SET EXERCISE ->
Check each line of the records below for the word "deaths" and copy those where it appears.

DATASET EXCERPTS ->
******
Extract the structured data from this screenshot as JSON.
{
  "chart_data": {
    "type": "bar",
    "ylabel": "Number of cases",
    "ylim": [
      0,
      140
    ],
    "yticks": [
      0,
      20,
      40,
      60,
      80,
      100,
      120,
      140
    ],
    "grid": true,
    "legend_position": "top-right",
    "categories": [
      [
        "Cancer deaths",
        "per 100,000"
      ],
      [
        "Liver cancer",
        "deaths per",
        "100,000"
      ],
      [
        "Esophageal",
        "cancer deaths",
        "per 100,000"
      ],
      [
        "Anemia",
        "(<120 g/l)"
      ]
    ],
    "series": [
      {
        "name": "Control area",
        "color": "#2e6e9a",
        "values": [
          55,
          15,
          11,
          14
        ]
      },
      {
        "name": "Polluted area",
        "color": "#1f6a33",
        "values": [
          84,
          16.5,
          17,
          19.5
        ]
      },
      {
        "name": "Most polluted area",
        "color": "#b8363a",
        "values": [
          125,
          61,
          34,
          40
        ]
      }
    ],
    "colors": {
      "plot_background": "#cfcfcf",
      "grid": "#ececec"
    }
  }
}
******
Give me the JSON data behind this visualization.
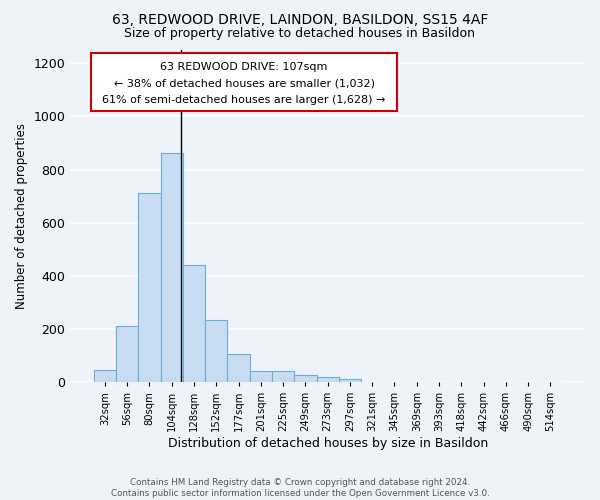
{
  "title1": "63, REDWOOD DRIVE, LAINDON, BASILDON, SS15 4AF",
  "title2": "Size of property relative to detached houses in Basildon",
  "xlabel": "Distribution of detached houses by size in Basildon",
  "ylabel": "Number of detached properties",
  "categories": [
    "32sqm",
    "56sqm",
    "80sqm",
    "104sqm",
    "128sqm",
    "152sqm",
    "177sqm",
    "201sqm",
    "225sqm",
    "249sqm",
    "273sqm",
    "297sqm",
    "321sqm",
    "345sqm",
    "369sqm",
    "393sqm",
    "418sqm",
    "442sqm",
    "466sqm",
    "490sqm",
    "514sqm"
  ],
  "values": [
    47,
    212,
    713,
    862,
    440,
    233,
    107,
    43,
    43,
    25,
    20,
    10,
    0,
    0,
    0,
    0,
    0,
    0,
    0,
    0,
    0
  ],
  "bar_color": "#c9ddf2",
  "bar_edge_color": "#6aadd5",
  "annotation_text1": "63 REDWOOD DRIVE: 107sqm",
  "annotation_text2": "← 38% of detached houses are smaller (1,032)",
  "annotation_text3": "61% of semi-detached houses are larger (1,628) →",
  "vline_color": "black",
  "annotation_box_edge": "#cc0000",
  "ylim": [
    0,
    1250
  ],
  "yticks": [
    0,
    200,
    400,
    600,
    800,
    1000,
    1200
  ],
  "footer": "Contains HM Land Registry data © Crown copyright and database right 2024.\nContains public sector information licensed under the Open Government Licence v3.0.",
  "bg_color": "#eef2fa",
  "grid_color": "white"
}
******
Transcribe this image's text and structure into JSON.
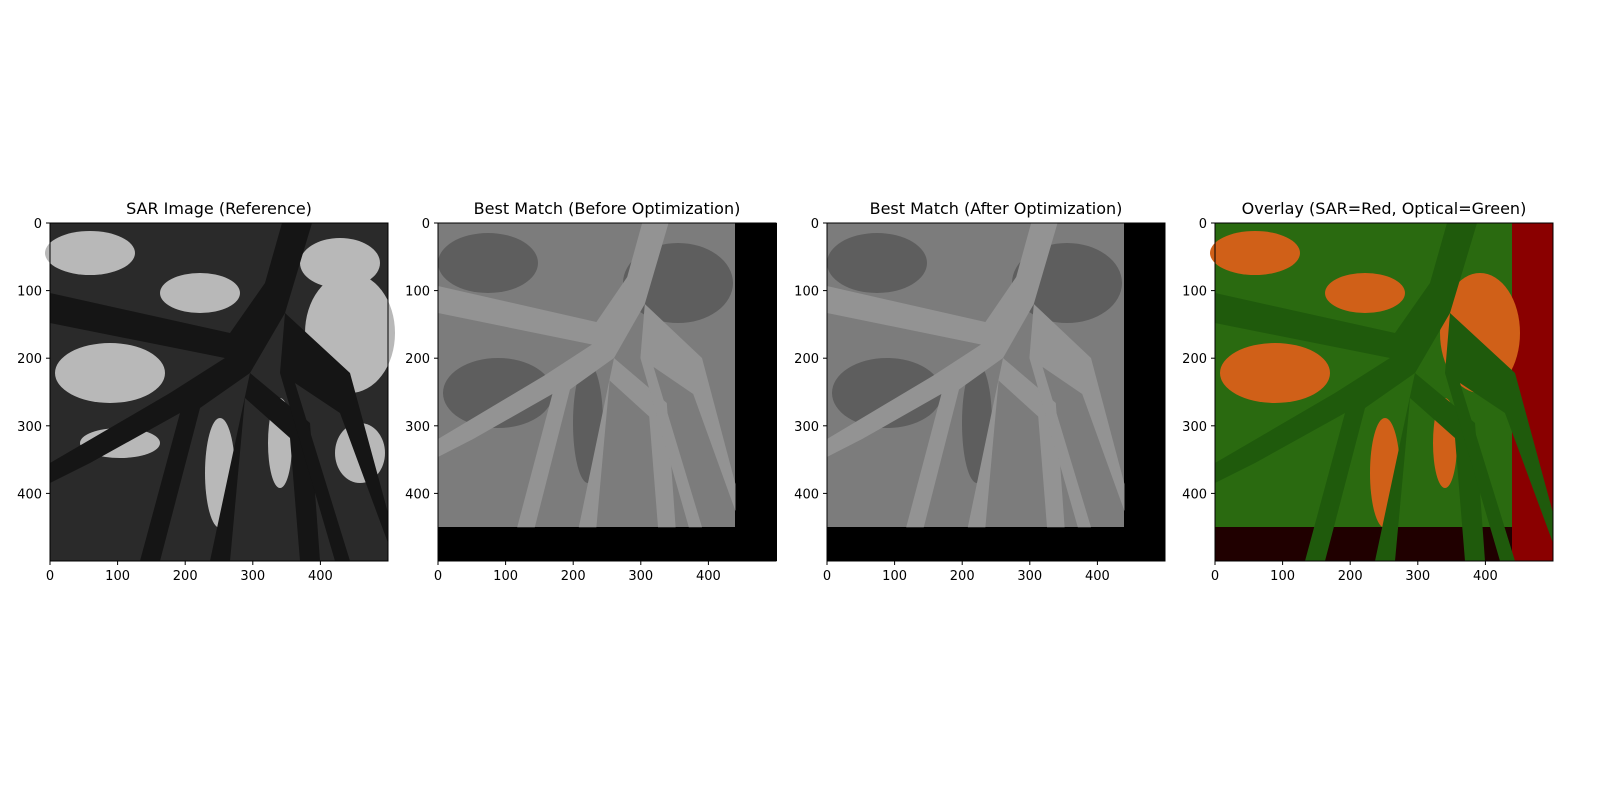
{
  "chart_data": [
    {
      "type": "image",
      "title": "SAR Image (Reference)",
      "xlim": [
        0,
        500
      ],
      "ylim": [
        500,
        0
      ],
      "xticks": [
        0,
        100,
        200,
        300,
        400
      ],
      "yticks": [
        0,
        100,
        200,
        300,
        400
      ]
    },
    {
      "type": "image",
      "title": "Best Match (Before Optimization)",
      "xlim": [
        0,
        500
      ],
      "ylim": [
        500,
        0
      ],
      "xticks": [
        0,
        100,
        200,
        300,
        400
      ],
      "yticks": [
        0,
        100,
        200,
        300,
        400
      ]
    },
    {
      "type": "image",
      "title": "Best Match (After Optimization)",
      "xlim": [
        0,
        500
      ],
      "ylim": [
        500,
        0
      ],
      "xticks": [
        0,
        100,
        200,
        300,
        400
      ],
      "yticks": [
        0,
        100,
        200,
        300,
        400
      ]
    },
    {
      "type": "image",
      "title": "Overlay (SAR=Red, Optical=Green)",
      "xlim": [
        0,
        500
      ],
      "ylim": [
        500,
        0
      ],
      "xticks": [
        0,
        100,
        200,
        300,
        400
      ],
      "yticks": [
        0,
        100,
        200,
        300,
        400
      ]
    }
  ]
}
******
FULL ANSWER ->
        "Cancer deaths",
        "deaths per",
        "cancer deaths",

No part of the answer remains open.